CHALLENGE
Copy every record word for word.

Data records
- - - - -
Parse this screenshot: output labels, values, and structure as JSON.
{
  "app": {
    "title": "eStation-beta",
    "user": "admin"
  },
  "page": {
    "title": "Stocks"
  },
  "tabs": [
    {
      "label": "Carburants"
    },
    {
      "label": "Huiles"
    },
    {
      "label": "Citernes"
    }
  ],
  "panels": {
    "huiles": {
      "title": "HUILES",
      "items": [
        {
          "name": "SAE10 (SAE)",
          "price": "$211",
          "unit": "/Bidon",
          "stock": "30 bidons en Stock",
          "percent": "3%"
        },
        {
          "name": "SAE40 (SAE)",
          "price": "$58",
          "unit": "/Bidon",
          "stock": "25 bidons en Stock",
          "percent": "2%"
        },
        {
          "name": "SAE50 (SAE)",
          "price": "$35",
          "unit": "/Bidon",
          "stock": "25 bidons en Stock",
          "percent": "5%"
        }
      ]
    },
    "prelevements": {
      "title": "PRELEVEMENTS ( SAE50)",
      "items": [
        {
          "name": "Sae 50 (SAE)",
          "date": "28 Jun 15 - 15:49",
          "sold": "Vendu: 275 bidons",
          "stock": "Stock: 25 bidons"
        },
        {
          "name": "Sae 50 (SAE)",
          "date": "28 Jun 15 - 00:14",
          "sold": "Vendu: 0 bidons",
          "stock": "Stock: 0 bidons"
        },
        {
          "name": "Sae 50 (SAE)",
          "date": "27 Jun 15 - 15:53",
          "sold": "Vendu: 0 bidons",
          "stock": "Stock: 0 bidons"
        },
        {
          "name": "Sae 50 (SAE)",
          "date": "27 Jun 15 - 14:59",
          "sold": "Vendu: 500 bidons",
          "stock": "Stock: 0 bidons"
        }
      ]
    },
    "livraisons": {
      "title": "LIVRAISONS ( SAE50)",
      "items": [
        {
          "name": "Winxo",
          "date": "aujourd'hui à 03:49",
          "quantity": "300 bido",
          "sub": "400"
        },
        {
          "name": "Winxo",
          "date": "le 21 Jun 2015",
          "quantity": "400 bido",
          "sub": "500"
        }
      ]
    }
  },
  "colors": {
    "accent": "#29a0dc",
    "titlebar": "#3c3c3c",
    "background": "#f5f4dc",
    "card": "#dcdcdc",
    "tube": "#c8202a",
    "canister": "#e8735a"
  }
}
- - - - -
OUTPUT
Parse this screenshot: output labels, values, and structure as JSON.
{
  "app": {
    "title": "eStation-beta",
    "user": "admin"
  },
  "page": {
    "title": "Stocks"
  },
  "tabs": [
    {
      "label": "Carburants"
    },
    {
      "label": "Huiles"
    },
    {
      "label": "Citernes"
    }
  ],
  "panels": {
    "huiles": {
      "title": "HUILES",
      "items": [
        {
          "name": "SAE10 (SAE)",
          "price": "$211",
          "unit": "/Bidon",
          "stock": "30 bidons en Stock",
          "percent": "3%"
        },
        {
          "name": "SAE40 (SAE)",
          "price": "$58",
          "unit": "/Bidon",
          "stock": "25 bidons en Stock",
          "percent": "2%"
        },
        {
          "name": "SAE50 (SAE)",
          "price": "$35",
          "unit": "/Bidon",
          "stock": "25 bidons en Stock",
          "percent": "5%"
        }
      ]
    },
    "prelevements": {
      "title": "PRELEVEMENTS ( SAE50)",
      "items": [
        {
          "name": "Sae 50 (SAE)",
          "date": "28 Jun 15 - 15:49",
          "sold": "Vendu: 275 bidons",
          "stock": "Stock: 25 bidons"
        },
        {
          "name": "Sae 50 (SAE)",
          "date": "28 Jun 15 - 00:14",
          "sold": "Vendu: 0 bidons",
          "stock": "Stock: 0 bidons"
        },
        {
          "name": "Sae 50 (SAE)",
          "date": "27 Jun 15 - 15:53",
          "sold": "Vendu: 0 bidons",
          "stock": "Stock: 0 bidons"
        },
        {
          "name": "Sae 50 (SAE)",
          "date": "27 Jun 15 - 14:59",
          "sold": "Vendu: 500 bidons",
          "stock": "Stock: 0 bidons"
        }
      ]
    },
    "livraisons": {
      "title": "LIVRAISONS ( SAE50)",
      "items": [
        {
          "name": "Winxo",
          "date": "aujourd'hui à 03:49",
          "quantity": "300 bido",
          "sub": "400"
        },
        {
          "name": "Winxo",
          "date": "le 21 Jun 2015",
          "quantity": "400 bido",
          "sub": "500"
        }
      ]
    }
  },
  "colors": {
    "accent": "#29a0dc",
    "titlebar": "#3c3c3c",
    "background": "#f5f4dc",
    "card": "#dcdcdc",
    "tube": "#c8202a",
    "canister": "#e8735a"
  }
}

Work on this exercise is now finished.